READING PASSAGE START

Competitive Bond Rupture in the Photodissociation of Bromoacetyl Chloride and 2‐ and 3‐Bromopropionyl Chloride: Adiabatic versus Diabatic Dissociation

Competitive bond dissociation mechanisms for bromoacetyl chloride and 2‐ and 3‐bromopropionyl chloride following the 1 [n(O)→π*(CO)] transition at 234–235 nm are investigated. Branching ratios for CBr/CCl bond fission are found by using the (2+1) resonance‐enhanced multiphoton ionization (REMPI) technique coupled with velocity ion imaging. The fragment branching ratios depend mainly on the dissociation pathways and the distances between the orbitals of Br and the CO chromophore. CCl bond fission is anticipated to follow an adiabatic potential surface for a strong diabatic coupling between the n(O)π*(CO) and n p (Cl)σ*(CCl) bands. In contrast, CBr bond fission is subject to much weaker coupling between n(O)π*(CO) and n p (Br)σ*(CBr). Thus, a diabatic pathway is preferred for bromoacetyl chloride and 2‐bromopropionyl chloride, which leads to excited‐state products. For 3‐bromopropionyl chloride, the available energy is not high enough to reach the excited‐state products such that CBr bond fission must proceed through an adiabatic pathway with severe suppression by nonadiabatic coupling. The fragment translational energies and anisotropy parameters for the three molecules are also analyzed and appropriately interpreted.

READING PASSAGE END
PROVIDED DATA START

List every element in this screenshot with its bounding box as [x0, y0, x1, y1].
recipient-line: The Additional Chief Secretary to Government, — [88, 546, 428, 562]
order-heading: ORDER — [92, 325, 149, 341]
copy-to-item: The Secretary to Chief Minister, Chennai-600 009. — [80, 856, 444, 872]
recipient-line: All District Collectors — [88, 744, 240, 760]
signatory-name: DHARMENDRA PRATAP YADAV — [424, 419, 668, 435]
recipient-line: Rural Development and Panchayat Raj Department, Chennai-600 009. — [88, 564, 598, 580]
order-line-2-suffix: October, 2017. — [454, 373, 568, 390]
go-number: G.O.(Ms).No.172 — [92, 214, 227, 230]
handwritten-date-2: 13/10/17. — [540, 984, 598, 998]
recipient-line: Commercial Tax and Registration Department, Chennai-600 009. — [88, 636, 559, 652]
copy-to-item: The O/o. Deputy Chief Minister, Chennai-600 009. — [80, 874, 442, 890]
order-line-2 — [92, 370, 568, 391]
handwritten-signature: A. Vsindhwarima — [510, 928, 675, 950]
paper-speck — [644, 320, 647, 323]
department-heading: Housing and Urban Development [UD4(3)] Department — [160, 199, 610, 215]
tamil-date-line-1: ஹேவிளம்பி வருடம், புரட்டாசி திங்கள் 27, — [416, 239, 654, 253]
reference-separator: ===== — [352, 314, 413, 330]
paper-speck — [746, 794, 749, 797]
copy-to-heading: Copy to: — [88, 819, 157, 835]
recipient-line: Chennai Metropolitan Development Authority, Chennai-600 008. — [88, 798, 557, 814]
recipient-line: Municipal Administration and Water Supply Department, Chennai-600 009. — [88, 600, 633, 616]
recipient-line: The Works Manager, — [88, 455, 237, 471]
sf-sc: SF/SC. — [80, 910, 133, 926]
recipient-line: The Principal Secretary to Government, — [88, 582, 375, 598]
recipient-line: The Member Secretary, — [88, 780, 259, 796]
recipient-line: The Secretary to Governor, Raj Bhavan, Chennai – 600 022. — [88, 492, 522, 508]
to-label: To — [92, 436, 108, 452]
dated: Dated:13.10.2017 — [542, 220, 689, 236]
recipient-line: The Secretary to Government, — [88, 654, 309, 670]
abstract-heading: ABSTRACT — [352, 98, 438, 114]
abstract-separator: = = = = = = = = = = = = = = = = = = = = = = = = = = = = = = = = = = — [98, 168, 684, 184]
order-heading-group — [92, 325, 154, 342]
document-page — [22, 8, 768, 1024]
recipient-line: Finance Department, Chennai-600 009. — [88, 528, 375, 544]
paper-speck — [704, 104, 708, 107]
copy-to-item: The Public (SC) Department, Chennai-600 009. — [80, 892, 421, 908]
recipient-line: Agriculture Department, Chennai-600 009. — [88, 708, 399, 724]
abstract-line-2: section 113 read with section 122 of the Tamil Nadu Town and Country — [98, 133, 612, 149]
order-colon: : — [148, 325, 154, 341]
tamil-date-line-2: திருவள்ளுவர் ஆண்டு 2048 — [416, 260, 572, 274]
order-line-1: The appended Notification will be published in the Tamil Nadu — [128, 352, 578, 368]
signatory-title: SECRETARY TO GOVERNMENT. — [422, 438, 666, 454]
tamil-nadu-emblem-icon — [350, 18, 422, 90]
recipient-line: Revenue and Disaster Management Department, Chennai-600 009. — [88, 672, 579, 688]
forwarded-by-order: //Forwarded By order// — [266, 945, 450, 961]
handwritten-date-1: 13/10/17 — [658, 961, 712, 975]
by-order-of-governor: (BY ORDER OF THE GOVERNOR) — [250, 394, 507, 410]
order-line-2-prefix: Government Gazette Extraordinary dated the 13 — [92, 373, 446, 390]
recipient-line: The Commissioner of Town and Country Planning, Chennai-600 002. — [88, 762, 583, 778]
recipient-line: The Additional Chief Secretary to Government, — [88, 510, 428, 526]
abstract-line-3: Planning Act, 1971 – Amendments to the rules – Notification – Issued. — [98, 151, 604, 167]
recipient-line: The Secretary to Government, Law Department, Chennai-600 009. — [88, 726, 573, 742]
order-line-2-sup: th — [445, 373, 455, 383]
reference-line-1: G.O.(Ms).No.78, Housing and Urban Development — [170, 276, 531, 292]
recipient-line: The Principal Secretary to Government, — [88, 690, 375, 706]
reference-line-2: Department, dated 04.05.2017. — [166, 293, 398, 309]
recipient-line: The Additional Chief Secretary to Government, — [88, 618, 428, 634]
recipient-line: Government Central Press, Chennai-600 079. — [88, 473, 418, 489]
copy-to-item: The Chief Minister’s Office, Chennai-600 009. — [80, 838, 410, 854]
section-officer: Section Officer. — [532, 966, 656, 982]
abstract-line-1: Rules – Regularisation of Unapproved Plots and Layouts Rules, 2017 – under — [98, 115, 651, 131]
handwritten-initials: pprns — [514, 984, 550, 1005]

PROVIDED DATA END

__YOUR GOAL__. Copy out the abstract on bond rupture in bromoacetyl chloride and the bromopropionyl chlorides above, word for word and in full.

__OUTPUT FOR THIS TASK__.
Competitive Bond Rupture in the Photodissociation of Bromoacetyl Chloride and 2‐ and 3‐Bromopropionyl Chloride: Adiabatic versus Diabatic Dissociation

Competitive bond dissociation mechanisms for bromoacetyl chloride and 2‐ and 3‐bromopropionyl chloride following the 1 [n(O)→π*(CO)] transition at 234–235 nm are investigated. Branching ratios for CBr/CCl bond fission are found by using the (2+1) resonance‐enhanced multiphoton ionization (REMPI) technique coupled with velocity ion imaging. The fragment branching ratios depend mainly on the dissociation pathways and the distances between the orbitals of Br and the CO chromophore. CCl bond fission is anticipated to follow an adiabatic potential surface for a strong diabatic coupling between the n(O)π*(CO) and n p (Cl)σ*(CCl) bands. In contrast, CBr bond fission is subject to much weaker coupling between n(O)π*(CO) and n p (Br)σ*(CBr). Thus, a diabatic pathway is preferred for bromoacetyl chloride and 2‐bromopropionyl chloride, which leads to excited‐state products. For 3‐bromopropionyl chloride, the available energy is not high enough to reach the excited‐state products such that CBr bond fission must proceed through an adiabatic pathway with severe suppression by nonadiabatic coupling. The fragment translational energies and anisotropy parameters for the three molecules are also analyzed and appropriately interpreted.